» **EXERCISE DESCRIPTION**
Pull out every line below containing the word "title".

» **RECORDS PROVIDED**
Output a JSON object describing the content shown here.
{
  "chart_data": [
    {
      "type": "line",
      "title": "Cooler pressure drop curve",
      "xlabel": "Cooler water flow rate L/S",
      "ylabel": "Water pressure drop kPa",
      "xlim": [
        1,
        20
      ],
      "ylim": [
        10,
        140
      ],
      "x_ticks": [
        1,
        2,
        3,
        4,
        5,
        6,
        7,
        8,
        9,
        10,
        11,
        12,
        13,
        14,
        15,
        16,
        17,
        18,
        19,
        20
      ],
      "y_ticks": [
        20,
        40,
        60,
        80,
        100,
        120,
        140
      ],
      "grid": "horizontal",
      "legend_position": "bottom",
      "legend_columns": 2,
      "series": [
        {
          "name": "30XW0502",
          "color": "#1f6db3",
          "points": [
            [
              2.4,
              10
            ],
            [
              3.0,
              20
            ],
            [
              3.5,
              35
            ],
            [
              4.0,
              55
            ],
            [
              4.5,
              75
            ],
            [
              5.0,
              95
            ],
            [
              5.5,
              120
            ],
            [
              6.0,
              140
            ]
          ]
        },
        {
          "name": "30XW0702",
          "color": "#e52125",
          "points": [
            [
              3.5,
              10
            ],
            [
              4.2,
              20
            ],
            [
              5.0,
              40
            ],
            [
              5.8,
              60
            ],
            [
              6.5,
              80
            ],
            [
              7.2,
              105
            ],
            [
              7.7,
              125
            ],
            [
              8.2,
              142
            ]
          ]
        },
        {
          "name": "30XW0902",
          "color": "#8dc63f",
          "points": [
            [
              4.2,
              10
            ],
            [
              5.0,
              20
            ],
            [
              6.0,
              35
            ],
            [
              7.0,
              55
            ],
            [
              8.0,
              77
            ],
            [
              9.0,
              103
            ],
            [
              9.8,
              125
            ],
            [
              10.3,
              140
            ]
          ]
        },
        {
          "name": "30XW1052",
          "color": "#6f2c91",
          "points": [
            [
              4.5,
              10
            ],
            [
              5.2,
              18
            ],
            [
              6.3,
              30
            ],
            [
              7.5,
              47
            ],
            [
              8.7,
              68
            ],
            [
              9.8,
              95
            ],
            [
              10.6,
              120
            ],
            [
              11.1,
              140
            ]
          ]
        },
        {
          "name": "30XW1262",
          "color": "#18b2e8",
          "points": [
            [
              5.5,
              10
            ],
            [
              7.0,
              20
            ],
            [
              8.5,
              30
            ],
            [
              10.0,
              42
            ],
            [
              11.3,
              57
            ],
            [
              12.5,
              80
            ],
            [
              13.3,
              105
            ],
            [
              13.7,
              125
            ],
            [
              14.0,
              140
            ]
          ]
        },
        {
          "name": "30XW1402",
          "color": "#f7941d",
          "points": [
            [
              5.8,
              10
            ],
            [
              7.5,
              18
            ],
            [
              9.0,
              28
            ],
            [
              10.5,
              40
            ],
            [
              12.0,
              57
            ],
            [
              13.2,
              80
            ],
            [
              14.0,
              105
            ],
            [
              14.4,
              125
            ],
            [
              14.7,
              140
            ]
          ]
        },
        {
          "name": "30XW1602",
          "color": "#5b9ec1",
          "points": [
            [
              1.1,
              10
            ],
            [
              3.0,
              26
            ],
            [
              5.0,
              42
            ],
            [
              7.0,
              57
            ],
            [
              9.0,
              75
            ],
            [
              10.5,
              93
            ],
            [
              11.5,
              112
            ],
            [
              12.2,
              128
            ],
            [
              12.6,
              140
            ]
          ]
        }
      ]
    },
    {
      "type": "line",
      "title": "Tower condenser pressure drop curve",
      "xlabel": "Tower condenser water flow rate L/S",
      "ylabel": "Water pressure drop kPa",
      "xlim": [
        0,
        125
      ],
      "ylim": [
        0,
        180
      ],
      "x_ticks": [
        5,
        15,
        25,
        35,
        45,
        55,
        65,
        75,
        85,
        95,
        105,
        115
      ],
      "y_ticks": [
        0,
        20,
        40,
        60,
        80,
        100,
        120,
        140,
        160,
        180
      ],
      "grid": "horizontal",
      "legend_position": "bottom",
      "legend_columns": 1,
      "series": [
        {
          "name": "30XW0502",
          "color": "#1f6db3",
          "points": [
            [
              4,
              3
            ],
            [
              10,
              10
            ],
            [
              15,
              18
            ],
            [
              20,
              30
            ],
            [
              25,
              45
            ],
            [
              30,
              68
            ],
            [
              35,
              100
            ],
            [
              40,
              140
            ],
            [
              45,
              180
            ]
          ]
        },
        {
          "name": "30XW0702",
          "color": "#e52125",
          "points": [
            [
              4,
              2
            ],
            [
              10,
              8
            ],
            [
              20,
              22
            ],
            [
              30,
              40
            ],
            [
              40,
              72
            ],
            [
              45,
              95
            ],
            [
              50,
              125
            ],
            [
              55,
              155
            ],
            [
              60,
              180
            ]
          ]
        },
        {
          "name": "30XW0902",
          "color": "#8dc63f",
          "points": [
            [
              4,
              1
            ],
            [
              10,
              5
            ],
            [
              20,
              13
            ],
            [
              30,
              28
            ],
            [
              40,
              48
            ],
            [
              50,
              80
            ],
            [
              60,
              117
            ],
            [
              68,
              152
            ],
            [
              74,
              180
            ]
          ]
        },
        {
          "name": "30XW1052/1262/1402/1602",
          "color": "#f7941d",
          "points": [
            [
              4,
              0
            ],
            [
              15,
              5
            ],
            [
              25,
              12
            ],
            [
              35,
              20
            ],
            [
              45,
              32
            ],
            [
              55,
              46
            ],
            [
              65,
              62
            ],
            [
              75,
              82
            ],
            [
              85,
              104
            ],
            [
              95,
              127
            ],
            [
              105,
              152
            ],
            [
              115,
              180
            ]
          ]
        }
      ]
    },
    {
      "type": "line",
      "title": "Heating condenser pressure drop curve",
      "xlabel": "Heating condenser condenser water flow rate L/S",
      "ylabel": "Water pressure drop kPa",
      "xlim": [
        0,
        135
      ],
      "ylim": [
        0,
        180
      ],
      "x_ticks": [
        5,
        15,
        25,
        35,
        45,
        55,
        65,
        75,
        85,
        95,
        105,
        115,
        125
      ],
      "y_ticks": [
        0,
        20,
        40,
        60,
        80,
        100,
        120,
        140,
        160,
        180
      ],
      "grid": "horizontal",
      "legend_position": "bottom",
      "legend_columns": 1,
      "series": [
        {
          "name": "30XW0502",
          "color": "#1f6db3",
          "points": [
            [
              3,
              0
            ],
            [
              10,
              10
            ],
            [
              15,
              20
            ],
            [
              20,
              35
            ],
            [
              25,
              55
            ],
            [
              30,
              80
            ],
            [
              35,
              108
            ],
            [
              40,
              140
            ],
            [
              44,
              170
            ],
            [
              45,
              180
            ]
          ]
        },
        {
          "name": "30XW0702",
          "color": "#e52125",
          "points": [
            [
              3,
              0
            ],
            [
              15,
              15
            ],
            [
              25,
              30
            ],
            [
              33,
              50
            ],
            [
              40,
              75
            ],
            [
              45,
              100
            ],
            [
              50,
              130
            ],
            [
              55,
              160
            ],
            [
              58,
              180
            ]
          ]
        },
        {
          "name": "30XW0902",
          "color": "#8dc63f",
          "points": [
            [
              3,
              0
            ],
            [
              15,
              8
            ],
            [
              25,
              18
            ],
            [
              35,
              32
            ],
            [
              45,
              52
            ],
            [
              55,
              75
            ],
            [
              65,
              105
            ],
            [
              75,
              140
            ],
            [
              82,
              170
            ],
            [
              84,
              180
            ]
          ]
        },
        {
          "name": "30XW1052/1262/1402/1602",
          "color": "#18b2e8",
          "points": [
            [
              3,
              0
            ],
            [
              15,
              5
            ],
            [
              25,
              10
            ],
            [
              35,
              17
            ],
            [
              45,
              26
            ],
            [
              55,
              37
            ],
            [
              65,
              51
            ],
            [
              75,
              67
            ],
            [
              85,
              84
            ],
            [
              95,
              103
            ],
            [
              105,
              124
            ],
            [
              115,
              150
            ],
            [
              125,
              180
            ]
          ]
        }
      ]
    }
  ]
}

» **WRITTEN SOLUTION**
      "title": "Cooler pressure drop curve",
      "title": "Tower condenser pressure drop curve",
      "title": "Heating condenser pressure drop curve",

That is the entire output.